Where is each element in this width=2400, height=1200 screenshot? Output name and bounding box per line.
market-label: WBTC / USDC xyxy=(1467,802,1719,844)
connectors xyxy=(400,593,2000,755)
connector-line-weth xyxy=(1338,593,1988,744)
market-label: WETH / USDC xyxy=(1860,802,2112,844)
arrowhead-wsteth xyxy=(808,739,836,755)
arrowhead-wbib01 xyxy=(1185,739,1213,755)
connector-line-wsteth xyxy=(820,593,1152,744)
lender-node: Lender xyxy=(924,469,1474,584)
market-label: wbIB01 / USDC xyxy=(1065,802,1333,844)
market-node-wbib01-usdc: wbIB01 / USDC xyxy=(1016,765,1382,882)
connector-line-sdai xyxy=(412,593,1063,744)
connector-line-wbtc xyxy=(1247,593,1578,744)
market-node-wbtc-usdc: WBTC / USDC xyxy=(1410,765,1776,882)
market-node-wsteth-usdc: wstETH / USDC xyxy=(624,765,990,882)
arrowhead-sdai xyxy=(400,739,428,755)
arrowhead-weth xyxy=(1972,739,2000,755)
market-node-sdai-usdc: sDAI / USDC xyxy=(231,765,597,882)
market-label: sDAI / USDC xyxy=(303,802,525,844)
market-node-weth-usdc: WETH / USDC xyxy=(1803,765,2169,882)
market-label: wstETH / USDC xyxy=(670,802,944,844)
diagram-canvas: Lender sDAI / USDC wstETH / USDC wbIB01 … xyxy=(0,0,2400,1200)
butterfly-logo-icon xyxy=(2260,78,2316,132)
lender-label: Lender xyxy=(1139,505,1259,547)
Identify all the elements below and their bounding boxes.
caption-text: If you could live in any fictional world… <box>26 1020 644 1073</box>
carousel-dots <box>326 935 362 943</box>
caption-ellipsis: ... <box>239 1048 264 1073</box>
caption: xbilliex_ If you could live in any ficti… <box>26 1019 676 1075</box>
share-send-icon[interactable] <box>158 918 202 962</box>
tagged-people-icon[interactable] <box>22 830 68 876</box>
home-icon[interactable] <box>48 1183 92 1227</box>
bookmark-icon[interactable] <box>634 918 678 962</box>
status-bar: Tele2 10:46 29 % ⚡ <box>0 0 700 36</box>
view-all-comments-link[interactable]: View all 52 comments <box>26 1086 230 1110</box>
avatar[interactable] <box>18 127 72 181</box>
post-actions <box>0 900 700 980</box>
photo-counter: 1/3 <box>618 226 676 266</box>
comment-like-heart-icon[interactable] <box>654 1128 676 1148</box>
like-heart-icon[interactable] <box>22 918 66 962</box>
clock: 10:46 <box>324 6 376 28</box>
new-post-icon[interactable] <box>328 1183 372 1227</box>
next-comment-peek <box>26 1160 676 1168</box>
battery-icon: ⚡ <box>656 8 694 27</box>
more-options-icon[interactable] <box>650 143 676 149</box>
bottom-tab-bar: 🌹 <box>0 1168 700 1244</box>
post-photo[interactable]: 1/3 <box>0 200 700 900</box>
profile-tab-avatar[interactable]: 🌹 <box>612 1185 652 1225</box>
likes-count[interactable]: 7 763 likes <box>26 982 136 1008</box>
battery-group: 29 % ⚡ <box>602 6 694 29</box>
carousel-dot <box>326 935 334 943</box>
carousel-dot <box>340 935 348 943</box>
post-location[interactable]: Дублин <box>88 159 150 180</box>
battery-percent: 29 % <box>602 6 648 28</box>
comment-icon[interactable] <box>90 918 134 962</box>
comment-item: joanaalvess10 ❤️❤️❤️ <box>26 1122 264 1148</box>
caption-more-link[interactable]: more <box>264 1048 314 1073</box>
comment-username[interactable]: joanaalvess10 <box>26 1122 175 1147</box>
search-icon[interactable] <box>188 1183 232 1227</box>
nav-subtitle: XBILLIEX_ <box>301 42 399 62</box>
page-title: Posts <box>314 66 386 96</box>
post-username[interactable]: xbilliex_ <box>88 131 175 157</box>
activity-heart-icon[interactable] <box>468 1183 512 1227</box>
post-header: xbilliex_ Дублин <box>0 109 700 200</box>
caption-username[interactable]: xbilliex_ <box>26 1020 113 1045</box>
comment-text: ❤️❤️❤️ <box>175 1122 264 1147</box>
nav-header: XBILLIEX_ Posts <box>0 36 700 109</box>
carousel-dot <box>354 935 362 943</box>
★ ★ ★ ★ ★ ★ ★
# Set problem
Count the lines of the records that contain the string "heart", and reply with the number alone.

# Answer for this exercise
3